__WORK REQUEST__
Whenever a line carries the word "title", pull it out of the entries.

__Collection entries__
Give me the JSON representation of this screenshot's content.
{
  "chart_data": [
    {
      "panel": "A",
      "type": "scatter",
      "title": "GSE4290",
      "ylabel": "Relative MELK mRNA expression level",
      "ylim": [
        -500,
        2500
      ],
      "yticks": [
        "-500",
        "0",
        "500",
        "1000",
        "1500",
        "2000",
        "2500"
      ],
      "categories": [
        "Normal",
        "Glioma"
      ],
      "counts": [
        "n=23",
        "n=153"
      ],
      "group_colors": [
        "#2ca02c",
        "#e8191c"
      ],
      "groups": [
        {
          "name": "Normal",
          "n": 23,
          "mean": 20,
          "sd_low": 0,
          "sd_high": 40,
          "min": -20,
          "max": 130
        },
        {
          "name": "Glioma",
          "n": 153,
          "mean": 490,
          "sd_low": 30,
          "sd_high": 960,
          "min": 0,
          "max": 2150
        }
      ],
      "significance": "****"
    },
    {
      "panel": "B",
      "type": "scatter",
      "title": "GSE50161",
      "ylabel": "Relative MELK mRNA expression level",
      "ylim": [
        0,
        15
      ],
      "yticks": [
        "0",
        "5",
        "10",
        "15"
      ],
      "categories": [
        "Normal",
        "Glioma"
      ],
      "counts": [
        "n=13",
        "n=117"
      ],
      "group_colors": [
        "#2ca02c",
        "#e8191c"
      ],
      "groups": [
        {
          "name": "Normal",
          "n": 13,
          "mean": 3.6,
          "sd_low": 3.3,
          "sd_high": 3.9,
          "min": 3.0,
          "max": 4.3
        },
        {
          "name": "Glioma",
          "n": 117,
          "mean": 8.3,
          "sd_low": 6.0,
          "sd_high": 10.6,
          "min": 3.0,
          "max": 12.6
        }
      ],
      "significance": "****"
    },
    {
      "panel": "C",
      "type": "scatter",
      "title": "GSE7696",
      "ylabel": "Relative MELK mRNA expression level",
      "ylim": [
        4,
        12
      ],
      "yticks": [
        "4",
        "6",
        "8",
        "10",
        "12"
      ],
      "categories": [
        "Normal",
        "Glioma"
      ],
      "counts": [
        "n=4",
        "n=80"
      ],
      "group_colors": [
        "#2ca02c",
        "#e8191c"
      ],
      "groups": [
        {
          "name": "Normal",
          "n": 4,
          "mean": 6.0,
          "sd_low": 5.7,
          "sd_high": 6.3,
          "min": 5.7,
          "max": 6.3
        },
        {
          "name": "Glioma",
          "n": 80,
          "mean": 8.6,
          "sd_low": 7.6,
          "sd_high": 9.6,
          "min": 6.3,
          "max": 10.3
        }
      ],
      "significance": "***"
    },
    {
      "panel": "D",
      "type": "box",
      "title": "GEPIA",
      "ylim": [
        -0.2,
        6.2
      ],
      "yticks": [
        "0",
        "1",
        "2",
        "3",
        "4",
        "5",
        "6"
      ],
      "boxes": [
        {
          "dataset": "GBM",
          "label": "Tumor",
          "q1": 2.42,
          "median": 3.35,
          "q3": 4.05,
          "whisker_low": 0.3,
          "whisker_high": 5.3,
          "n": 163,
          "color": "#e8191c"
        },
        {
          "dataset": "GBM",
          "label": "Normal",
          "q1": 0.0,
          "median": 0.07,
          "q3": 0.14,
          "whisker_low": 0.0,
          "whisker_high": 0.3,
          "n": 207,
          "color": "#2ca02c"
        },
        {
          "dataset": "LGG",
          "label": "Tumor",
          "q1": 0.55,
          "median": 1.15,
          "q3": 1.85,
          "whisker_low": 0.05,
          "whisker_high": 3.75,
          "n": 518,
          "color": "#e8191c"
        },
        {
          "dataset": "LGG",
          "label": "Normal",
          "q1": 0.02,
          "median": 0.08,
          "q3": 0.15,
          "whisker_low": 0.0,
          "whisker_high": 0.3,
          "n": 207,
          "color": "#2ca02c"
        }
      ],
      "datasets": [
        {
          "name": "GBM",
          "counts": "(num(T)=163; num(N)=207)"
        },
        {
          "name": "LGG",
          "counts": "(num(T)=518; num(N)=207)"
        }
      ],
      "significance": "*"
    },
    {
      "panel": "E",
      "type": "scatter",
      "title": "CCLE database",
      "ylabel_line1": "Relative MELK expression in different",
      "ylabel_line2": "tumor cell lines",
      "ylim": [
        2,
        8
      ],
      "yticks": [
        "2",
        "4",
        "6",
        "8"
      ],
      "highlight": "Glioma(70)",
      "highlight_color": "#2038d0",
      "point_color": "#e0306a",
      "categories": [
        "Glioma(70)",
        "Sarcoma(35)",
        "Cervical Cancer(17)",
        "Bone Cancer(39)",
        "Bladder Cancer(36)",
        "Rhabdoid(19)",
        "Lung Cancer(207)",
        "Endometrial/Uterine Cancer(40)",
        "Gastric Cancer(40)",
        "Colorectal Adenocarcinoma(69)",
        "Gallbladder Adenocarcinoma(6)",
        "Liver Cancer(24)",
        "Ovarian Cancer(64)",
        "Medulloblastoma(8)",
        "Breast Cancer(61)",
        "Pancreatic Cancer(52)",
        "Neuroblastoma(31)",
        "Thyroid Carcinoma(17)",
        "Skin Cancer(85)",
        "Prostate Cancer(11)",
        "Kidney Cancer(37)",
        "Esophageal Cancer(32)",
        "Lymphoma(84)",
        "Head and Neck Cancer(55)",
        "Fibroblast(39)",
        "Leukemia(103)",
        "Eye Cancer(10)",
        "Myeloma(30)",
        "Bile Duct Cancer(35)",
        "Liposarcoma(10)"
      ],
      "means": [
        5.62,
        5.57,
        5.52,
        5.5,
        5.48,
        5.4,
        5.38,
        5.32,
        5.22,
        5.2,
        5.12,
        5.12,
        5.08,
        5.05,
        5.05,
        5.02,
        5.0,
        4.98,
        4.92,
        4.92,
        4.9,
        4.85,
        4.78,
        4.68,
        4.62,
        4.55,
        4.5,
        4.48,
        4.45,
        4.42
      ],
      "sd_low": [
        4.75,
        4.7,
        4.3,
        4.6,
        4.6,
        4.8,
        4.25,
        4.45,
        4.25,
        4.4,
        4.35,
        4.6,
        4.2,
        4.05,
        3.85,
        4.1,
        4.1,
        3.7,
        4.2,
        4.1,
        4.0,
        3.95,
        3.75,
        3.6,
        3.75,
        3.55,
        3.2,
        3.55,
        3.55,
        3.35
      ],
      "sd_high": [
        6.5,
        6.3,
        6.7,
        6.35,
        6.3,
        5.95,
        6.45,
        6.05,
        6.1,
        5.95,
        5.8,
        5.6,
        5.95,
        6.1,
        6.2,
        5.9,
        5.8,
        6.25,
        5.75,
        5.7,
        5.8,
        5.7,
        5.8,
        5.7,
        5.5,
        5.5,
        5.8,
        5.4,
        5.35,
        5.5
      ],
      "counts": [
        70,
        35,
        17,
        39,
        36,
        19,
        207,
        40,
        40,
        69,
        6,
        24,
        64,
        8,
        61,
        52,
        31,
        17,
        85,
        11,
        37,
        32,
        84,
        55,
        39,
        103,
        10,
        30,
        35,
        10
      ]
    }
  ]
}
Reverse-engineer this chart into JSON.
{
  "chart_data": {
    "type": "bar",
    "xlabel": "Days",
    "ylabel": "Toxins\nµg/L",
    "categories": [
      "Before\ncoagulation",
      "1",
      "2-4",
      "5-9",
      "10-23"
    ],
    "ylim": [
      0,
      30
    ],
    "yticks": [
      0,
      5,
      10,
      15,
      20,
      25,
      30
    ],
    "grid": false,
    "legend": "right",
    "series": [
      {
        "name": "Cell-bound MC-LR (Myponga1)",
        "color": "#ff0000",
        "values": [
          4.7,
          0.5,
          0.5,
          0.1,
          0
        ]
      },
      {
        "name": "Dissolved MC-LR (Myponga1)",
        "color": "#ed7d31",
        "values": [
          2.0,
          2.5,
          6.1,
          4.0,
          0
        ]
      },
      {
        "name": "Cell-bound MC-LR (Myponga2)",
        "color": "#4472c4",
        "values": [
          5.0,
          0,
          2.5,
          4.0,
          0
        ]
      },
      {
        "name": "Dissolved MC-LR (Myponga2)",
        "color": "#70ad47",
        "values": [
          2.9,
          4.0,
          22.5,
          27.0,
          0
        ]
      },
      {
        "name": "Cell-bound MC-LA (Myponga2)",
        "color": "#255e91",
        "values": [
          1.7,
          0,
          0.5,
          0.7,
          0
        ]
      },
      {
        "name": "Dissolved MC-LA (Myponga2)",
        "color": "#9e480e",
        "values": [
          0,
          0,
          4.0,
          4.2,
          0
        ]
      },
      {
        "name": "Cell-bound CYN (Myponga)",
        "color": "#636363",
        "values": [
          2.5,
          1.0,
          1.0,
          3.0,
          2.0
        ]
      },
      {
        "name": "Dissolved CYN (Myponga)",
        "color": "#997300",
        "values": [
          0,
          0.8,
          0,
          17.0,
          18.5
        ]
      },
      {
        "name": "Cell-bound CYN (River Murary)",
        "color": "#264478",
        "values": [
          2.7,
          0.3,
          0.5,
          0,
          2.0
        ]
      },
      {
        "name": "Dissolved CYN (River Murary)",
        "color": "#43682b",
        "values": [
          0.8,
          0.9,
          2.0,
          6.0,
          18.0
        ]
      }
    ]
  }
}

__RESULT__
      "title": "GSE4290",
      "title": "GSE50161",
      "title": "GSE7696",
      "title": "GEPIA",
      "title": "CCLE database",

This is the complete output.